• **RECORDS**:
-- start --

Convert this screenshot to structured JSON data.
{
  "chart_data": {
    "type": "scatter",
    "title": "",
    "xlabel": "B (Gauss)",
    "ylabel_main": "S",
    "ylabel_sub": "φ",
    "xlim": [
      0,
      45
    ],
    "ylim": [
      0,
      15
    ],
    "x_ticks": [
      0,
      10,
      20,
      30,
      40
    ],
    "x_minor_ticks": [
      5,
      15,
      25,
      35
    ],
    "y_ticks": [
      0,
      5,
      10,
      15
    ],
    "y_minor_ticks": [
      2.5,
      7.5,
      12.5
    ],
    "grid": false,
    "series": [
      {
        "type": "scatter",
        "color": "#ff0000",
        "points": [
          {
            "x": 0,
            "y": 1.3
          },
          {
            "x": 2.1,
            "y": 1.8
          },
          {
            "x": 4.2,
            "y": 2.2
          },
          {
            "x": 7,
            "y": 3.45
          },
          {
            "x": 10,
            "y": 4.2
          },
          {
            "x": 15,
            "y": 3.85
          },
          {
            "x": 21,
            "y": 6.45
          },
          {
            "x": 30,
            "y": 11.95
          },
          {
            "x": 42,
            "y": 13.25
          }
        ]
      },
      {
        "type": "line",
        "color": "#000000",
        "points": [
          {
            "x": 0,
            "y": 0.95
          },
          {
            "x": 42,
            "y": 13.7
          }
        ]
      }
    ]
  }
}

-- end --

• **WHAT TO WORK ON**: Exactly reproduce every line found in the records.

• **FINAL ANSWER**:
Convert this screenshot to structured JSON data.
{
  "chart_data": {
    "type": "scatter",
    "title": "",
    "xlabel": "B (Gauss)",
    "ylabel_main": "S",
    "ylabel_sub": "φ",
    "xlim": [
      0,
      45
    ],
    "ylim": [
      0,
      15
    ],
    "x_ticks": [
      0,
      10,
      20,
      30,
      40
    ],
    "x_minor_ticks": [
      5,
      15,
      25,
      35
    ],
    "y_ticks": [
      0,
      5,
      10,
      15
    ],
    "y_minor_ticks": [
      2.5,
      7.5,
      12.5
    ],
    "grid": false,
    "series": [
      {
        "type": "scatter",
        "color": "#ff0000",
        "points": [
          {
            "x": 0,
            "y": 1.3
          },
          {
            "x": 2.1,
            "y": 1.8
          },
          {
            "x": 4.2,
            "y": 2.2
          },
          {
            "x": 7,
            "y": 3.45
          },
          {
            "x": 10,
            "y": 4.2
          },
          {
            "x": 15,
            "y": 3.85
          },
          {
            "x": 21,
            "y": 6.45
          },
          {
            "x": 30,
            "y": 11.95
          },
          {
            "x": 42,
            "y": 13.25
          }
        ]
      },
      {
        "type": "line",
        "color": "#000000",
        "points": [
          {
            "x": 0,
            "y": 0.95
          },
          {
            "x": 42,
            "y": 13.7
          }
        ]
      }
    ]
  }
}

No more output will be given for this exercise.